(Exercise objective)
Each entry below is to be extracted exactly.

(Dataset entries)
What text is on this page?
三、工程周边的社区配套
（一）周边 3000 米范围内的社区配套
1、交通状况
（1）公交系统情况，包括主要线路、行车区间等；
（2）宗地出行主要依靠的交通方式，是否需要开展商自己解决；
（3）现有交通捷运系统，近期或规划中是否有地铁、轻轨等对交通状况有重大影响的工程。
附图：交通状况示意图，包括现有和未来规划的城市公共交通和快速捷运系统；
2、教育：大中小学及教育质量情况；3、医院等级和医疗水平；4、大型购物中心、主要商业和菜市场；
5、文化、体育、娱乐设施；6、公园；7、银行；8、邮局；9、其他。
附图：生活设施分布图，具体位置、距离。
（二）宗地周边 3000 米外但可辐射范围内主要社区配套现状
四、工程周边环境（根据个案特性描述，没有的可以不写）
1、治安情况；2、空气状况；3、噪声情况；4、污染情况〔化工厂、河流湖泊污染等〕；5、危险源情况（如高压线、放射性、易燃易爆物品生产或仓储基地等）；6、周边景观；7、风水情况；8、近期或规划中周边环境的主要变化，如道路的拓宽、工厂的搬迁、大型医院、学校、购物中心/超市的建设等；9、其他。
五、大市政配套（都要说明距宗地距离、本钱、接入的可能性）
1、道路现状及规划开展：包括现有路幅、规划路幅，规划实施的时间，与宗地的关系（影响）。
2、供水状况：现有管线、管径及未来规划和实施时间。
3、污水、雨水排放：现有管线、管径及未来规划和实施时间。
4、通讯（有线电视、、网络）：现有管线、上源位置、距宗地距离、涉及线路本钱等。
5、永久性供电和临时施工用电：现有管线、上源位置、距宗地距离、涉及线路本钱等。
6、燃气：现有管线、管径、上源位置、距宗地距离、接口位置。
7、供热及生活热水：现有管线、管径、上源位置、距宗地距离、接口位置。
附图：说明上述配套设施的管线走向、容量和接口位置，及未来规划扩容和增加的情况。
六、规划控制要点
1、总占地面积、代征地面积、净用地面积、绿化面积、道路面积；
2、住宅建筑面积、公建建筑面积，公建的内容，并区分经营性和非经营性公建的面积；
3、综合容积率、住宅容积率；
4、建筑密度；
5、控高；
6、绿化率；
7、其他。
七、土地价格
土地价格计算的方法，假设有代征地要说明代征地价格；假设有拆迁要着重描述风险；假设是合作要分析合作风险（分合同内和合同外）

(Expected answer)
What text is on this page?
三、工程周边的社区配套
（一）周边 3000 米范围内的社区配套
1、交通状况
（1）公交系统情况，包括主要线路、行车区间等；
（2）宗地出行主要依靠的交通方式，是否需要开展商自己解决；
（3）现有交通捷运系统，近期或规划中是否有地铁、轻轨等对交通状况有重大影响的工程。
附图：交通状况示意图，包括现有和未来规划的城市公共交通和快速捷运系统；
2、教育：大中小学及教育质量情况；3、医院等级和医疗水平；4、大型购物中心、主要商业和菜市场；
5、文化、体育、娱乐设施；6、公园；7、银行；8、邮局；9、其他。
附图：生活设施分布图，具体位置、距离。
（二）宗地周边 3000 米外但可辐射范围内主要社区配套现状
四、工程周边环境（根据个案特性描述，没有的可以不写）
1、治安情况；2、空气状况；3、噪声情况；4、污染情况〔化工厂、河流湖泊污染等〕；5、危险源情况（如高压线、放射性、易燃易爆物品生产或仓储基地等）；6、周边景观；7、风水情况；8、近期或规划中周边环境的主要变化，如道路的拓宽、工厂的搬迁、大型医院、学校、购物中心/超市的建设等；9、其他。
五、大市政配套（都要说明距宗地距离、本钱、接入的可能性）
1、道路现状及规划开展：包括现有路幅、规划路幅，规划实施的时间，与宗地的关系（影响）。
2、供水状况：现有管线、管径及未来规划和实施时间。
3、污水、雨水排放：现有管线、管径及未来规划和实施时间。
4、通讯（有线电视、、网络）：现有管线、上源位置、距宗地距离、涉及线路本钱等。
5、永久性供电和临时施工用电：现有管线、上源位置、距宗地距离、涉及线路本钱等。
6、燃气：现有管线、管径、上源位置、距宗地距离、接口位置。
7、供热及生活热水：现有管线、管径、上源位置、距宗地距离、接口位置。
附图：说明上述配套设施的管线走向、容量和接口位置，及未来规划扩容和增加的情况。
六、规划控制要点
1、总占地面积、代征地面积、净用地面积、绿化面积、道路面积；
2、住宅建筑面积、公建建筑面积，公建的内容，并区分经营性和非经营性公建的面积；
3、综合容积率、住宅容积率；
4、建筑密度；
5、控高；
6、绿化率；
7、其他。
七、土地价格
土地价格计算的方法，假设有代征地要说明代征地价格；假设有拆迁要着重描述风险；假设是合作要分析合作风险（分合同内和合同外）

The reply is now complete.